■ Task
Copy out every record precisely.

--- Start of Given records ---

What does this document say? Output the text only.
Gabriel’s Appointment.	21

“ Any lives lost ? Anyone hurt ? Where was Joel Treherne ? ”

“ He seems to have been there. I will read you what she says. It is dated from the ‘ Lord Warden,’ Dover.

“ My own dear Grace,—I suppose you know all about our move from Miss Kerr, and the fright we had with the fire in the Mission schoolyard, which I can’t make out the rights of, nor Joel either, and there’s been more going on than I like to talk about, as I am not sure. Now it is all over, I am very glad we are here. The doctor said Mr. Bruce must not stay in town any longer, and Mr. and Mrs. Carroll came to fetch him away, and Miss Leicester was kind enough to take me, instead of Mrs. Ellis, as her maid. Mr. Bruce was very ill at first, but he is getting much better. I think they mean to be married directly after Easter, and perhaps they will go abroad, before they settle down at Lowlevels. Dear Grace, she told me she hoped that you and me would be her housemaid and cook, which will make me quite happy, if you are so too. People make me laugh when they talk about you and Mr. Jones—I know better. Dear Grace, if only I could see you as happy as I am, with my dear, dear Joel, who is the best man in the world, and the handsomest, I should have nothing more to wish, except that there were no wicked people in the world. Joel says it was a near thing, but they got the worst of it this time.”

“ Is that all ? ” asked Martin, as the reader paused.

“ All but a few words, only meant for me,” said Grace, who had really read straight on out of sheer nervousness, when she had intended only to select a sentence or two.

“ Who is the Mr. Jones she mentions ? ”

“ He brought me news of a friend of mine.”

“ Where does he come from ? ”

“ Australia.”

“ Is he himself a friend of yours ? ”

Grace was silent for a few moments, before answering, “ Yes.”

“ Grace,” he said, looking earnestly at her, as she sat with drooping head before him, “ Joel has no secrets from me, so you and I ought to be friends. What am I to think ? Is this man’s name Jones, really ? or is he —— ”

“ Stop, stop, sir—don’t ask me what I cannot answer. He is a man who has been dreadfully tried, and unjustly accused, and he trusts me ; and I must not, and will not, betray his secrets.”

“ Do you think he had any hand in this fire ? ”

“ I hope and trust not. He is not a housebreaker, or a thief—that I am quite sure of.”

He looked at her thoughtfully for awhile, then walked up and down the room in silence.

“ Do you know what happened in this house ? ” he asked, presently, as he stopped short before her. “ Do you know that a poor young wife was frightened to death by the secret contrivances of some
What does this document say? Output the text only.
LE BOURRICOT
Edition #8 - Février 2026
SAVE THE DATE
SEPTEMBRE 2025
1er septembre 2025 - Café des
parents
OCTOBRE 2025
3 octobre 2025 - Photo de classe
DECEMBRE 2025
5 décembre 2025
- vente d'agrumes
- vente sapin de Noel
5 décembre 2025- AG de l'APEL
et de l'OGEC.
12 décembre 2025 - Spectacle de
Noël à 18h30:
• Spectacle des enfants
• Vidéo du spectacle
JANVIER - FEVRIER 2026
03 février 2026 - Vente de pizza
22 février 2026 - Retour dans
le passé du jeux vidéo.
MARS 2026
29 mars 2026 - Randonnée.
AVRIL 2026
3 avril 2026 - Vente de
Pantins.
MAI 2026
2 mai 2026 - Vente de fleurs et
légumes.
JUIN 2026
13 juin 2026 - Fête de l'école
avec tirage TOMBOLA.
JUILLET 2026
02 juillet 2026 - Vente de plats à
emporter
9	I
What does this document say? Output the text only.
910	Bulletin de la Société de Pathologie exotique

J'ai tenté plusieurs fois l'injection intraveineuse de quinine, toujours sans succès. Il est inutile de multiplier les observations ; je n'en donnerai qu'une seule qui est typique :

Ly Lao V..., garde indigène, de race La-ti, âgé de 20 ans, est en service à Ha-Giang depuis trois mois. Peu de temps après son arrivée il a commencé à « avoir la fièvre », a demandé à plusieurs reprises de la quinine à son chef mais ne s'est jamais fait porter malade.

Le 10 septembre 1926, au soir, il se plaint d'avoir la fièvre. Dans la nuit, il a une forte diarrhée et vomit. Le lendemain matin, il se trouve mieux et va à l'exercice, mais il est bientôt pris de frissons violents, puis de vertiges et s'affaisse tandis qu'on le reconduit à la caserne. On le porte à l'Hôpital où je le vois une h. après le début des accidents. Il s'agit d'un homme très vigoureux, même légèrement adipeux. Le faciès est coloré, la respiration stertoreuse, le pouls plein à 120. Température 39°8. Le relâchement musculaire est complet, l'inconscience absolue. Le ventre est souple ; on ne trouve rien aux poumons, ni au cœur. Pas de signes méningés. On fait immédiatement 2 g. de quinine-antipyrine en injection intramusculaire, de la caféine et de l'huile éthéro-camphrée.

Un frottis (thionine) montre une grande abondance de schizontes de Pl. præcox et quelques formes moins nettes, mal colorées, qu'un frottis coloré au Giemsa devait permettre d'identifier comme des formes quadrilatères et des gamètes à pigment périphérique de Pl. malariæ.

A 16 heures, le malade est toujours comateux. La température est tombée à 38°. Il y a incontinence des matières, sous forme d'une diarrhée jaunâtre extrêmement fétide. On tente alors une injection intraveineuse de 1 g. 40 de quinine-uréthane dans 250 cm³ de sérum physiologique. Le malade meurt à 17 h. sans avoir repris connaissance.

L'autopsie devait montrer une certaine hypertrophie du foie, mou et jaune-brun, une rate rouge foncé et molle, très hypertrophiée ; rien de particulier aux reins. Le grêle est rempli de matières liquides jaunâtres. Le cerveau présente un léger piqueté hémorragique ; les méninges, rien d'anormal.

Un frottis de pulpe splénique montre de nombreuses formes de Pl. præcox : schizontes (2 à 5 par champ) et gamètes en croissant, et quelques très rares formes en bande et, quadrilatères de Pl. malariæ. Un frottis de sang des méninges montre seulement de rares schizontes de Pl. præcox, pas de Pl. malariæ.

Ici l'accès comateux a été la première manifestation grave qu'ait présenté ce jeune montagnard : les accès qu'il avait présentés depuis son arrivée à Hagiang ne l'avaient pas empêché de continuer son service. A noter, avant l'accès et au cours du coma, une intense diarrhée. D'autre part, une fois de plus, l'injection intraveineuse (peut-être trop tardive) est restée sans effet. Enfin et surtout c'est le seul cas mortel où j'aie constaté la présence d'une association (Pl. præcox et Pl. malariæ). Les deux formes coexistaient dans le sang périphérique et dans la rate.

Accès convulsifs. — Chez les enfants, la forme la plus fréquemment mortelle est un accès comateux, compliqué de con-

--- End of Given records ---

■ Answer to this problem
What does this document say? Output the text only.
Gabriel’s Appointment.	21

“ Any lives lost ? Anyone hurt ? Where was Joel Treherne ? ”

“ He seems to have been there. I will read you what she says. It is dated from the ‘ Lord Warden,’ Dover.

“ My own dear Grace,—I suppose you know all about our move from Miss Kerr, and the fright we had with the fire in the Mission schoolyard, which I can’t make out the rights of, nor Joel either, and there’s been more going on than I like to talk about, as I am not sure. Now it is all over, I am very glad we are here. The doctor said Mr. Bruce must not stay in town any longer, and Mr. and Mrs. Carroll came to fetch him away, and Miss Leicester was kind enough to take me, instead of Mrs. Ellis, as her maid. Mr. Bruce was very ill at first, but he is getting much better. I think they mean to be married directly after Easter, and perhaps they will go abroad, before they settle down at Lowlevels. Dear Grace, she told me she hoped that you and me would be her housemaid and cook, which will make me quite happy, if you are so too. People make me laugh when they talk about you and Mr. Jones—I know better. Dear Grace, if only I could see you as happy as I am, with my dear, dear Joel, who is the best man in the world, and the handsomest, I should have nothing more to wish, except that there were no wicked people in the world. Joel says it was a near thing, but they got the worst of it this time.”

“ Is that all ? ” asked Martin, as the reader paused.

“ All but a few words, only meant for me,” said Grace, who had really read straight on out of sheer nervousness, when she had intended only to select a sentence or two.

“ Who is the Mr. Jones she mentions ? ”

“ He brought me news of a friend of mine.”

“ Where does he come from ? ”

“ Australia.”

“ Is he himself a friend of yours ? ”

Grace was silent for a few moments, before answering, “ Yes.”

“ Grace,” he said, looking earnestly at her, as she sat with drooping head before him, “ Joel has no secrets from me, so you and I ought to be friends. What am I to think ? Is this man’s name Jones, really ? or is he —— ”

“ Stop, stop, sir—don’t ask me what I cannot answer. He is a man who has been dreadfully tried, and unjustly accused, and he trusts me ; and I must not, and will not, betray his secrets.”

“ Do you think he had any hand in this fire ? ”

“ I hope and trust not. He is not a housebreaker, or a thief—that I am quite sure of.”

He looked at her thoughtfully for awhile, then walked up and down the room in silence.

“ Do you know what happened in this house ? ” he asked, presently, as he stopped short before her. “ Do you know that a poor young wife was frightened to death by the secret contrivances of some
What does this document say? Output the text only.
LE BOURRICOT
Edition #8 - Février 2026
SAVE THE DATE
SEPTEMBRE 2025
1er septembre 2025 - Café des
parents
OCTOBRE 2025
3 octobre 2025 - Photo de classe
DECEMBRE 2025
5 décembre 2025
- vente d'agrumes
- vente sapin de Noel
5 décembre 2025- AG de l'APEL
et de l'OGEC.
12 décembre 2025 - Spectacle de
Noël à 18h30:
• Spectacle des enfants
• Vidéo du spectacle
JANVIER - FEVRIER 2026
03 février 2026 - Vente de pizza
22 février 2026 - Retour dans
le passé du jeux vidéo.
MARS 2026
29 mars 2026 - Randonnée.
AVRIL 2026
3 avril 2026 - Vente de
Pantins.
MAI 2026
2 mai 2026 - Vente de fleurs et
légumes.
JUIN 2026
13 juin 2026 - Fête de l'école
avec tirage TOMBOLA.
JUILLET 2026
02 juillet 2026 - Vente de plats à
emporter
9	I
What does this document say? Output the text only.
910	Bulletin de la Société de Pathologie exotique

J'ai tenté plusieurs fois l'injection intraveineuse de quinine, toujours sans succès. Il est inutile de multiplier les observations ; je n'en donnerai qu'une seule qui est typique :

Ly Lao V..., garde indigène, de race La-ti, âgé de 20 ans, est en service à Ha-Giang depuis trois mois. Peu de temps après son arrivée il a commencé à « avoir la fièvre », a demandé à plusieurs reprises de la quinine à son chef mais ne s'est jamais fait porter malade.

Le 10 septembre 1926, au soir, il se plaint d'avoir la fièvre. Dans la nuit, il a une forte diarrhée et vomit. Le lendemain matin, il se trouve mieux et va à l'exercice, mais il est bientôt pris de frissons violents, puis de vertiges et s'affaisse tandis qu'on le reconduit à la caserne. On le porte à l'Hôpital où je le vois une h. après le début des accidents. Il s'agit d'un homme très vigoureux, même légèrement adipeux. Le faciès est coloré, la respiration stertoreuse, le pouls plein à 120. Température 39°8. Le relâchement musculaire est complet, l'inconscience absolue. Le ventre est souple ; on ne trouve rien aux poumons, ni au cœur. Pas de signes méningés. On fait immédiatement 2 g. de quinine-antipyrine en injection intramusculaire, de la caféine et de l'huile éthéro-camphrée.

Un frottis (thionine) montre une grande abondance de schizontes de Pl. præcox et quelques formes moins nettes, mal colorées, qu'un frottis coloré au Giemsa devait permettre d'identifier comme des formes quadrilatères et des gamètes à pigment périphérique de Pl. malariæ.

A 16 heures, le malade est toujours comateux. La température est tombée à 38°. Il y a incontinence des matières, sous forme d'une diarrhée jaunâtre extrêmement fétide. On tente alors une injection intraveineuse de 1 g. 40 de quinine-uréthane dans 250 cm³ de sérum physiologique. Le malade meurt à 17 h. sans avoir repris connaissance.

L'autopsie devait montrer une certaine hypertrophie du foie, mou et jaune-brun, une rate rouge foncé et molle, très hypertrophiée ; rien de particulier aux reins. Le grêle est rempli de matières liquides jaunâtres. Le cerveau présente un léger piqueté hémorragique ; les méninges, rien d'anormal.

Un frottis de pulpe splénique montre de nombreuses formes de Pl. præcox : schizontes (2 à 5 par champ) et gamètes en croissant, et quelques très rares formes en bande et, quadrilatères de Pl. malariæ. Un frottis de sang des méninges montre seulement de rares schizontes de Pl. præcox, pas de Pl. malariæ.

Ici l'accès comateux a été la première manifestation grave qu'ait présenté ce jeune montagnard : les accès qu'il avait présentés depuis son arrivée à Hagiang ne l'avaient pas empêché de continuer son service. A noter, avant l'accès et au cours du coma, une intense diarrhée. D'autre part, une fois de plus, l'injection intraveineuse (peut-être trop tardive) est restée sans effet. Enfin et surtout c'est le seul cas mortel où j'aie constaté la présence d'une association (Pl. præcox et Pl. malariæ). Les deux formes coexistaient dans le sang périphérique et dans la rate.

Accès convulsifs. — Chez les enfants, la forme la plus fréquemment mortelle est un accès comateux, compliqué de con-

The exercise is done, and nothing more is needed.